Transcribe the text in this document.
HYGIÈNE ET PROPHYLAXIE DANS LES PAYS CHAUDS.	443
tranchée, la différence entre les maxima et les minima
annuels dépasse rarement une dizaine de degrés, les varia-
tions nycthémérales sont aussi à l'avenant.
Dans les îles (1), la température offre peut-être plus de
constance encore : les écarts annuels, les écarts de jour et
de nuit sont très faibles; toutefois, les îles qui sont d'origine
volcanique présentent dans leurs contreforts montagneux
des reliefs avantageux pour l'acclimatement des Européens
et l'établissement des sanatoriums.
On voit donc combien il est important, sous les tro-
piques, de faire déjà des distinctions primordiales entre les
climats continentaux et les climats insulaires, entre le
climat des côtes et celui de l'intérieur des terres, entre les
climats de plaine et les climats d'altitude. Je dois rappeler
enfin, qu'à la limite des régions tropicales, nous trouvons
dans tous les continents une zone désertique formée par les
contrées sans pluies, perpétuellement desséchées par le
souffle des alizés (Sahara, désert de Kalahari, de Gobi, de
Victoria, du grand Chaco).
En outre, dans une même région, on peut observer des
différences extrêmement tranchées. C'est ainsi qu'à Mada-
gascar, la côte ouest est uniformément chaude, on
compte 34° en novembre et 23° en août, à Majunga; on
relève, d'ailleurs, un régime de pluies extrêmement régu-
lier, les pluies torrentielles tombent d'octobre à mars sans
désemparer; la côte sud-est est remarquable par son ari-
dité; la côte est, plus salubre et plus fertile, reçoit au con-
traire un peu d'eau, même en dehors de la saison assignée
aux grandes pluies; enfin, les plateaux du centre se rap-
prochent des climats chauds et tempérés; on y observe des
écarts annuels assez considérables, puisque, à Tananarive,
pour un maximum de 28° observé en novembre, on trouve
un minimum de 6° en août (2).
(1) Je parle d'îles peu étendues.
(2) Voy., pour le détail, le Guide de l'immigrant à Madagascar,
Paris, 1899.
○ ○ ○
* _What this task involves_
Report how many lines of the entries hold the word "pour". Nothing else is needed.

* _Problem solution_
3